• EXERCISE DESCRIPTION:
Transcribe the records that follow, preserving every word.

+++

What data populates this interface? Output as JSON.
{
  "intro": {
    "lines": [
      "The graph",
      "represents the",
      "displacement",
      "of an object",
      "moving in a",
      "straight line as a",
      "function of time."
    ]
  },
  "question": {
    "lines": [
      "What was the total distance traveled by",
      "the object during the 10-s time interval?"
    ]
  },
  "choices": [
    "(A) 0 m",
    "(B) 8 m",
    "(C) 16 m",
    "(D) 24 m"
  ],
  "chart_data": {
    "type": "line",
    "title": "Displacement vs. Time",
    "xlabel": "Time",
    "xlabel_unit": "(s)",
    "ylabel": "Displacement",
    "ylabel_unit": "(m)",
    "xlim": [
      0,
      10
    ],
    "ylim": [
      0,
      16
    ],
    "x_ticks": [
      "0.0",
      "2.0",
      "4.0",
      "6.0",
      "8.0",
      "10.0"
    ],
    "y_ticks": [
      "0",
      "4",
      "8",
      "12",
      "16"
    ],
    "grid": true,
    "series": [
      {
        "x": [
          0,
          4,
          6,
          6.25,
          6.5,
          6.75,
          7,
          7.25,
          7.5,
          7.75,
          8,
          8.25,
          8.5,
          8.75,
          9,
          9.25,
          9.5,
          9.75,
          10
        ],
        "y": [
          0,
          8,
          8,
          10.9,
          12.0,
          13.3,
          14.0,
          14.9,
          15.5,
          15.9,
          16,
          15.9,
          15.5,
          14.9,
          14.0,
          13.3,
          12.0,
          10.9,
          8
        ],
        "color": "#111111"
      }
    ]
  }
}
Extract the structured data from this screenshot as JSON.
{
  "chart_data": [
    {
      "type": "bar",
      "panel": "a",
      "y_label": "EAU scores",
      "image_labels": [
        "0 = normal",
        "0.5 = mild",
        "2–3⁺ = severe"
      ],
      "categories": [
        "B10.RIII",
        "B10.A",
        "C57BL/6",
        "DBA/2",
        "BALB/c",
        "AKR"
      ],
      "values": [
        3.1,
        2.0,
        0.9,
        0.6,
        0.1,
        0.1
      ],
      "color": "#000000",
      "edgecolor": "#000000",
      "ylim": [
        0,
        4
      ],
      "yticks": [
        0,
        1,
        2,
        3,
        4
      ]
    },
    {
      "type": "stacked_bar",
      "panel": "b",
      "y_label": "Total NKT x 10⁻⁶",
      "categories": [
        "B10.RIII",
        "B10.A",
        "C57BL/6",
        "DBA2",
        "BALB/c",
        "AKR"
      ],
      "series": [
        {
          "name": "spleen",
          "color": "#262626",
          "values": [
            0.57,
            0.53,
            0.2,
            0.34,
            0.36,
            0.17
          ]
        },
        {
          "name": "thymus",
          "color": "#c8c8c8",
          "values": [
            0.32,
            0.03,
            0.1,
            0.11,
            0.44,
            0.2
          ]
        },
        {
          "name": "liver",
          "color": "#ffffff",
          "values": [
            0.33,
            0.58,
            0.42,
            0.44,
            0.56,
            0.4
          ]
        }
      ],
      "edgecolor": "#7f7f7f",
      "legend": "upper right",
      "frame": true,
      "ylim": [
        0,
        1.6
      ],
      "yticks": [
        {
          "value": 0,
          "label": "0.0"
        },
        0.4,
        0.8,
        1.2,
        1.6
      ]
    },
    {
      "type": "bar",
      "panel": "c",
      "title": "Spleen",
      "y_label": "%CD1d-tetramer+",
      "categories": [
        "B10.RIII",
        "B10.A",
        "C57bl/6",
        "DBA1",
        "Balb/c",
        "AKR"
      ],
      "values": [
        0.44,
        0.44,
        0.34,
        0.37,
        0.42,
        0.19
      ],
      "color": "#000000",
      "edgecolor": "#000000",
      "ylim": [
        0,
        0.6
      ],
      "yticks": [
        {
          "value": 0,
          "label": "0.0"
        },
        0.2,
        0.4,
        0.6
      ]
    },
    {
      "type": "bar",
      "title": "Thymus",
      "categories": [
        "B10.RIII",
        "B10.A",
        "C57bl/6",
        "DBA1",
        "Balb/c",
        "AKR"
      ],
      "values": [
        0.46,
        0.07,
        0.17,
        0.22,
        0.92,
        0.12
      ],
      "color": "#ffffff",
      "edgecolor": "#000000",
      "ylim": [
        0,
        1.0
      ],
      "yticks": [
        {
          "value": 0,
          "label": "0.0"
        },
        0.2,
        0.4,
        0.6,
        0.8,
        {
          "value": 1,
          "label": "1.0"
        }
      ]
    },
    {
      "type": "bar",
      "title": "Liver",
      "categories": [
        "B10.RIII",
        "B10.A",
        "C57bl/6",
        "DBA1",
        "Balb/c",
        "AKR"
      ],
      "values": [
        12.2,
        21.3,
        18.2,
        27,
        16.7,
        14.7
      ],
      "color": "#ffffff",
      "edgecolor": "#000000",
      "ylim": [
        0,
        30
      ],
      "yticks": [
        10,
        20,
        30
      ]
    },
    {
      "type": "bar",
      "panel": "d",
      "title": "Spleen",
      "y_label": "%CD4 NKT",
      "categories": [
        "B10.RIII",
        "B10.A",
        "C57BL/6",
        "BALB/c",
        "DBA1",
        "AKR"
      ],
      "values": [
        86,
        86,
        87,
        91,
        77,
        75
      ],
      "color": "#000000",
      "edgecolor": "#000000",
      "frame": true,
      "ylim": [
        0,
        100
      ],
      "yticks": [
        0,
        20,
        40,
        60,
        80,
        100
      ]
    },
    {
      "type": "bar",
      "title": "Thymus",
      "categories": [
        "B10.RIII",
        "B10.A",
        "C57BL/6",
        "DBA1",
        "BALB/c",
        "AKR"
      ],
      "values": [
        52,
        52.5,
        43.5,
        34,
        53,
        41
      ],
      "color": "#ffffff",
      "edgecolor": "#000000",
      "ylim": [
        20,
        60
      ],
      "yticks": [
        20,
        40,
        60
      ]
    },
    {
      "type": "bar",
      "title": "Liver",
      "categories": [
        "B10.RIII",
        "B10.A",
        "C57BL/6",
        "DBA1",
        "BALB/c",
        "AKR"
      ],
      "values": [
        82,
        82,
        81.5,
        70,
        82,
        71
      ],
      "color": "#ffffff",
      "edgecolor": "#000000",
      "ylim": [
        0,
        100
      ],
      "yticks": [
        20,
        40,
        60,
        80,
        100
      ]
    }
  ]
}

+++

• FINAL RESULT:
What data populates this interface? Output as JSON.
{
  "intro": {
    "lines": [
      "The graph",
      "represents the",
      "displacement",
      "of an object",
      "moving in a",
      "straight line as a",
      "function of time."
    ]
  },
  "question": {
    "lines": [
      "What was the total distance traveled by",
      "the object during the 10-s time interval?"
    ]
  },
  "choices": [
    "(A) 0 m",
    "(B) 8 m",
    "(C) 16 m",
    "(D) 24 m"
  ],
  "chart_data": {
    "type": "line",
    "title": "Displacement vs. Time",
    "xlabel": "Time",
    "xlabel_unit": "(s)",
    "ylabel": "Displacement",
    "ylabel_unit": "(m)",
    "xlim": [
      0,
      10
    ],
    "ylim": [
      0,
      16
    ],
    "x_ticks": [
      "0.0",
      "2.0",
      "4.0",
      "6.0",
      "8.0",
      "10.0"
    ],
    "y_ticks": [
      "0",
      "4",
      "8",
      "12",
      "16"
    ],
    "grid": true,
    "series": [
      {
        "x": [
          0,
          4,
          6,
          6.25,
          6.5,
          6.75,
          7,
          7.25,
          7.5,
          7.75,
          8,
          8.25,
          8.5,
          8.75,
          9,
          9.25,
          9.5,
          9.75,
          10
        ],
        "y": [
          0,
          8,
          8,
          10.9,
          12.0,
          13.3,
          14.0,
          14.9,
          15.5,
          15.9,
          16,
          15.9,
          15.5,
          14.9,
          14.0,
          13.3,
          12.0,
          10.9,
          8
        ],
        "color": "#111111"
      }
    ]
  }
}
Extract the structured data from this screenshot as JSON.
{
  "chart_data": [
    {
      "type": "bar",
      "panel": "a",
      "y_label": "EAU scores",
      "image_labels": [
        "0 = normal",
        "0.5 = mild",
        "2–3⁺ = severe"
      ],
      "categories": [
        "B10.RIII",
        "B10.A",
        "C57BL/6",
        "DBA/2",
        "BALB/c",
        "AKR"
      ],
      "values": [
        3.1,
        2.0,
        0.9,
        0.6,
        0.1,
        0.1
      ],
      "color": "#000000",
      "edgecolor": "#000000",
      "ylim": [
        0,
        4
      ],
      "yticks": [
        0,
        1,
        2,
        3,
        4
      ]
    },
    {
      "type": "stacked_bar",
      "panel": "b",
      "y_label": "Total NKT x 10⁻⁶",
      "categories": [
        "B10.RIII",
        "B10.A",
        "C57BL/6",
        "DBA2",
        "BALB/c",
        "AKR"
      ],
      "series": [
        {
          "name": "spleen",
          "color": "#262626",
          "values": [
            0.57,
            0.53,
            0.2,
            0.34,
            0.36,
            0.17
          ]
        },
        {
          "name": "thymus",
          "color": "#c8c8c8",
          "values": [
            0.32,
            0.03,
            0.1,
            0.11,
            0.44,
            0.2
          ]
        },
        {
          "name": "liver",
          "color": "#ffffff",
          "values": [
            0.33,
            0.58,
            0.42,
            0.44,
            0.56,
            0.4
          ]
        }
      ],
      "edgecolor": "#7f7f7f",
      "legend": "upper right",
      "frame": true,
      "ylim": [
        0,
        1.6
      ],
      "yticks": [
        {
          "value": 0,
          "label": "0.0"
        },
        0.4,
        0.8,
        1.2,
        1.6
      ]
    },
    {
      "type": "bar",
      "panel": "c",
      "title": "Spleen",
      "y_label": "%CD1d-tetramer+",
      "categories": [
        "B10.RIII",
        "B10.A",
        "C57bl/6",
        "DBA1",
        "Balb/c",
        "AKR"
      ],
      "values": [
        0.44,
        0.44,
        0.34,
        0.37,
        0.42,
        0.19
      ],
      "color": "#000000",
      "edgecolor": "#000000",
      "ylim": [
        0,
        0.6
      ],
      "yticks": [
        {
          "value": 0,
          "label": "0.0"
        },
        0.2,
        0.4,
        0.6
      ]
    },
    {
      "type": "bar",
      "title": "Thymus",
      "categories": [
        "B10.RIII",
        "B10.A",
        "C57bl/6",
        "DBA1",
        "Balb/c",
        "AKR"
      ],
      "values": [
        0.46,
        0.07,
        0.17,
        0.22,
        0.92,
        0.12
      ],
      "color": "#ffffff",
      "edgecolor": "#000000",
      "ylim": [
        0,
        1.0
      ],
      "yticks": [
        {
          "value": 0,
          "label": "0.0"
        },
        0.2,
        0.4,
        0.6,
        0.8,
        {
          "value": 1,
          "label": "1.0"
        }
      ]
    },
    {
      "type": "bar",
      "title": "Liver",
      "categories": [
        "B10.RIII",
        "B10.A",
        "C57bl/6",
        "DBA1",
        "Balb/c",
        "AKR"
      ],
      "values": [
        12.2,
        21.3,
        18.2,
        27,
        16.7,
        14.7
      ],
      "color": "#ffffff",
      "edgecolor": "#000000",
      "ylim": [
        0,
        30
      ],
      "yticks": [
        10,
        20,
        30
      ]
    },
    {
      "type": "bar",
      "panel": "d",
      "title": "Spleen",
      "y_label": "%CD4 NKT",
      "categories": [
        "B10.RIII",
        "B10.A",
        "C57BL/6",
        "BALB/c",
        "DBA1",
        "AKR"
      ],
      "values": [
        86,
        86,
        87,
        91,
        77,
        75
      ],
      "color": "#000000",
      "edgecolor": "#000000",
      "frame": true,
      "ylim": [
        0,
        100
      ],
      "yticks": [
        0,
        20,
        40,
        60,
        80,
        100
      ]
    },
    {
      "type": "bar",
      "title": "Thymus",
      "categories": [
        "B10.RIII",
        "B10.A",
        "C57BL/6",
        "DBA1",
        "BALB/c",
        "AKR"
      ],
      "values": [
        52,
        52.5,
        43.5,
        34,
        53,
        41
      ],
      "color": "#ffffff",
      "edgecolor": "#000000",
      "ylim": [
        20,
        60
      ],
      "yticks": [
        20,
        40,
        60
      ]
    },
    {
      "type": "bar",
      "title": "Liver",
      "categories": [
        "B10.RIII",
        "B10.A",
        "C57BL/6",
        "DBA1",
        "BALB/c",
        "AKR"
      ],
      "values": [
        82,
        82,
        81.5,
        70,
        82,
        71
      ],
      "color": "#ffffff",
      "edgecolor": "#000000",
      "ylim": [
        0,
        100
      ],
      "yticks": [
        20,
        40,
        60,
        80,
        100
      ]
    }
  ]
}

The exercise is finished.